● Exercise requirements
Copy out all the lines exactly. Omit pictures.

● Records for this exercise
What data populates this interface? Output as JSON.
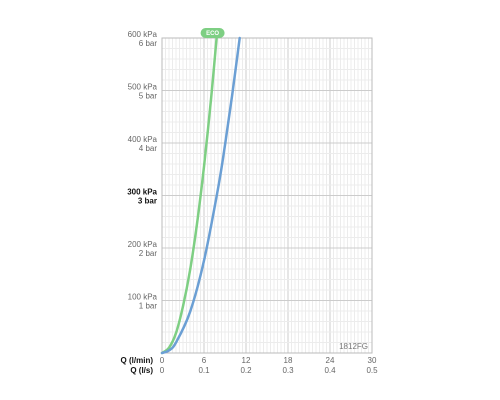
{
  "chart_data": {
    "type": "line",
    "x_axes": [
      {
        "label": "Q (l/min)",
        "ticks": [
          "0",
          "6",
          "12",
          "18",
          "24",
          "30"
        ],
        "values": [
          0,
          6,
          12,
          18,
          24,
          30
        ]
      },
      {
        "label": "Q (l/s)",
        "ticks": [
          "0",
          "0.1",
          "0.2",
          "0.3",
          "0.4",
          "0.5"
        ],
        "values": [
          0,
          0.1,
          0.2,
          0.3,
          0.4,
          0.5
        ]
      }
    ],
    "xlim": [
      0,
      30
    ],
    "ylim": [
      0,
      600
    ],
    "y_ticks": [
      {
        "value": 100,
        "kpa": "100 kPa",
        "bar": "1 bar",
        "bold": false
      },
      {
        "value": 200,
        "kpa": "200 kPa",
        "bar": "2 bar",
        "bold": false
      },
      {
        "value": 300,
        "kpa": "300 kPa",
        "bar": "3 bar",
        "bold": true
      },
      {
        "value": 400,
        "kpa": "400 kPa",
        "bar": "4 bar",
        "bold": false
      },
      {
        "value": 500,
        "kpa": "500 kPa",
        "bar": "5 bar",
        "bold": false
      },
      {
        "value": 600,
        "kpa": "600 kPa",
        "bar": "6 bar",
        "bold": false
      }
    ],
    "grid": true,
    "series": [
      {
        "color": "#7ecf83",
        "badge": "ECO",
        "x": [
          0,
          1,
          2,
          3,
          4,
          5,
          6,
          7,
          7.8
        ],
        "y": [
          0,
          10,
          38,
          89,
          157,
          246,
          355,
          483,
          600
        ]
      },
      {
        "color": "#6b9fd4",
        "x": [
          0,
          1,
          2,
          4,
          6,
          8,
          9,
          10,
          11.1
        ],
        "y": [
          0,
          5,
          20,
          78,
          176,
          313,
          396,
          489,
          600
        ]
      }
    ],
    "annotation": "1812FG"
  },
  "colors": {
    "grid_minor": "#ececec",
    "grid_major": "#cccccc",
    "frame": "#bbbbbb"
  }
}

● Worked answer
What data populates this interface? Output as JSON.
{
  "chart_data": {
    "type": "line",
    "x_axes": [
      {
        "label": "Q (l/min)",
        "ticks": [
          "0",
          "6",
          "12",
          "18",
          "24",
          "30"
        ],
        "values": [
          0,
          6,
          12,
          18,
          24,
          30
        ]
      },
      {
        "label": "Q (l/s)",
        "ticks": [
          "0",
          "0.1",
          "0.2",
          "0.3",
          "0.4",
          "0.5"
        ],
        "values": [
          0,
          0.1,
          0.2,
          0.3,
          0.4,
          0.5
        ]
      }
    ],
    "xlim": [
      0,
      30
    ],
    "ylim": [
      0,
      600
    ],
    "y_ticks": [
      {
        "value": 100,
        "kpa": "100 kPa",
        "bar": "1 bar",
        "bold": false
      },
      {
        "value": 200,
        "kpa": "200 kPa",
        "bar": "2 bar",
        "bold": false
      },
      {
        "value": 300,
        "kpa": "300 kPa",
        "bar": "3 bar",
        "bold": true
      },
      {
        "value": 400,
        "kpa": "400 kPa",
        "bar": "4 bar",
        "bold": false
      },
      {
        "value": 500,
        "kpa": "500 kPa",
        "bar": "5 bar",
        "bold": false
      },
      {
        "value": 600,
        "kpa": "600 kPa",
        "bar": "6 bar",
        "bold": false
      }
    ],
    "grid": true,
    "series": [
      {
        "color": "#7ecf83",
        "badge": "ECO",
        "x": [
          0,
          1,
          2,
          3,
          4,
          5,
          6,
          7,
          7.8
        ],
        "y": [
          0,
          10,
          38,
          89,
          157,
          246,
          355,
          483,
          600
        ]
      },
      {
        "color": "#6b9fd4",
        "x": [
          0,
          1,
          2,
          4,
          6,
          8,
          9,
          10,
          11.1
        ],
        "y": [
          0,
          5,
          20,
          78,
          176,
          313,
          396,
          489,
          600
        ]
      }
    ],
    "annotation": "1812FG"
  },
  "colors": {
    "grid_minor": "#ececec",
    "grid_major": "#cccccc",
    "frame": "#bbbbbb"
  }
}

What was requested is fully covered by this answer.